- [Given problem]
Copy exactly the run of lines that begins at the line with "Extract all readable text from this page." and ends at the final line of the entries.

- [Dataset]

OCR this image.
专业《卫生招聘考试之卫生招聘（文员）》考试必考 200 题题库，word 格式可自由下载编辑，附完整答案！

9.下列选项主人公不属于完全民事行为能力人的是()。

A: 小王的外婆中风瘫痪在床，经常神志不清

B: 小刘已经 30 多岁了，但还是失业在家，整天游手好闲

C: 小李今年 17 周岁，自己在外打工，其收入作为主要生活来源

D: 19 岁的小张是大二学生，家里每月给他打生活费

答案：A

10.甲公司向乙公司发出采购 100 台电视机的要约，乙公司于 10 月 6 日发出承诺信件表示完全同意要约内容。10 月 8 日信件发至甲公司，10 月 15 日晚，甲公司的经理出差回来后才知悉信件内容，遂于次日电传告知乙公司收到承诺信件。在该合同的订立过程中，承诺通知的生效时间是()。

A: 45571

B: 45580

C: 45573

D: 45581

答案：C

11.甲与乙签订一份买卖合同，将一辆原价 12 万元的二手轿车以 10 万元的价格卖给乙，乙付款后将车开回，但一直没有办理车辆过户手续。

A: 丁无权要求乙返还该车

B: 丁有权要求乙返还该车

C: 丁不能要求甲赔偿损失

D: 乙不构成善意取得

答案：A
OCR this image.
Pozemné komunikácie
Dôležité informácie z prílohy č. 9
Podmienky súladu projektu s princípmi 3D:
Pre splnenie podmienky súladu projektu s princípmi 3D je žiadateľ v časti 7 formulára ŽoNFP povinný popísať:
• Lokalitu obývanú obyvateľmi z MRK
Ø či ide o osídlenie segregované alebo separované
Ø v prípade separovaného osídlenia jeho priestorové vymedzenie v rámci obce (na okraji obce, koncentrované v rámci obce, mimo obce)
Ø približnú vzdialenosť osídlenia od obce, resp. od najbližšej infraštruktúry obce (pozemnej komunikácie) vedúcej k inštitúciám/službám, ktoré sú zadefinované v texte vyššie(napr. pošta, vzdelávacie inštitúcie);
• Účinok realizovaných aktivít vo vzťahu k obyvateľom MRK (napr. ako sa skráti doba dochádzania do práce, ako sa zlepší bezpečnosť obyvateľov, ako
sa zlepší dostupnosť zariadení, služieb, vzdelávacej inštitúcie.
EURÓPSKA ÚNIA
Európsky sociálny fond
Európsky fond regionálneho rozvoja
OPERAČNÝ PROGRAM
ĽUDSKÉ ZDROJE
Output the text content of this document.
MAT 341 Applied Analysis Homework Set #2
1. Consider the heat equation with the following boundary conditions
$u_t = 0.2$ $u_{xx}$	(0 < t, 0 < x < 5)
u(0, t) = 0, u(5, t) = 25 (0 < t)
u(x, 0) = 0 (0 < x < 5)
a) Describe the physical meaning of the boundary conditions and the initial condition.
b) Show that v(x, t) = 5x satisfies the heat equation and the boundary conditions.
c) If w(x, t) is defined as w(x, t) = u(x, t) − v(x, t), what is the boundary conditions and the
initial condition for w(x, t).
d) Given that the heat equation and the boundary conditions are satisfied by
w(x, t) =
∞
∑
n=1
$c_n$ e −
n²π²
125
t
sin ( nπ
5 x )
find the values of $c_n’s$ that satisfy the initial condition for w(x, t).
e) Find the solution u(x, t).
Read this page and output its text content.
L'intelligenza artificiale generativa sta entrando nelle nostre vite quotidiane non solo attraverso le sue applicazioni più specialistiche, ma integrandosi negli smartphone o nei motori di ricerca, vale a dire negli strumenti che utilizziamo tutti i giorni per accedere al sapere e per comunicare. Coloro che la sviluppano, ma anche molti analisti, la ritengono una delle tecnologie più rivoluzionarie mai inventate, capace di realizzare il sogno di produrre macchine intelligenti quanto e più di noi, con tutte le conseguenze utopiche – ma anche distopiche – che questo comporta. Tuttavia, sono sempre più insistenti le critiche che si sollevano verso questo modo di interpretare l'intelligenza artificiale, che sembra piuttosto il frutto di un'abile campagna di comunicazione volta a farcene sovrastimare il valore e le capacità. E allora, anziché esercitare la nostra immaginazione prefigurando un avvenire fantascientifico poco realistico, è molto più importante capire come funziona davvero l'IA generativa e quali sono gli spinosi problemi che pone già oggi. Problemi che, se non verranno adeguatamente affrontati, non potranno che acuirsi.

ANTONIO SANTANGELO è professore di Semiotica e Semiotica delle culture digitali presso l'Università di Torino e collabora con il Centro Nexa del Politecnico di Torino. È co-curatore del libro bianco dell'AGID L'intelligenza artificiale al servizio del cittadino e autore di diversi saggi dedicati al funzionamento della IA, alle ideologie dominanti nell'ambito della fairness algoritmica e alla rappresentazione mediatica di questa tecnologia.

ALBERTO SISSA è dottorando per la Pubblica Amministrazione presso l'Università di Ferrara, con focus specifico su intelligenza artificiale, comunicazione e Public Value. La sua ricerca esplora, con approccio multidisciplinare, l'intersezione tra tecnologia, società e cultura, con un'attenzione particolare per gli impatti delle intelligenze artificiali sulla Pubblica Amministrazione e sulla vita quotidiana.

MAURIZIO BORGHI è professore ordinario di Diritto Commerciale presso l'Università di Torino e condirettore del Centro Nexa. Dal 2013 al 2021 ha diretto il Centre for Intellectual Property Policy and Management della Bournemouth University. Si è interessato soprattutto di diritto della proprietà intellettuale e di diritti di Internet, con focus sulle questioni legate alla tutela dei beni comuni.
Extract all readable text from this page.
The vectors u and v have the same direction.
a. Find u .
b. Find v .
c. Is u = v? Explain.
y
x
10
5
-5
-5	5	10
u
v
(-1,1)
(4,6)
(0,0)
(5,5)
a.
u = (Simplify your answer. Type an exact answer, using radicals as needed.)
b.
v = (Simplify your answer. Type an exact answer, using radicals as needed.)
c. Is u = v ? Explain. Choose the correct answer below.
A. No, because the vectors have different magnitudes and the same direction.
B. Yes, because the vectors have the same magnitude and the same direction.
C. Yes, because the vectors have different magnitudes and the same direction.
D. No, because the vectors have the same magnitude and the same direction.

- [Finished answer]
Extract all readable text from this page.
The vectors u and v have the same direction.
a. Find u .
b. Find v .
c. Is u = v? Explain.
y
x
10
5
-5
-5	5	10
u
v
(-1,1)
(4,6)
(0,0)
(5,5)
a.
u = (Simplify your answer. Type an exact answer, using radicals as needed.)
b.
v = (Simplify your answer. Type an exact answer, using radicals as needed.)
c. Is u = v ? Explain. Choose the correct answer below.
A. No, because the vectors have different magnitudes and the same direction.
B. Yes, because the vectors have the same magnitude and the same direction.
C. Yes, because the vectors have different magnitudes and the same direction.
D. No, because the vectors have the same magnitude and the same direction.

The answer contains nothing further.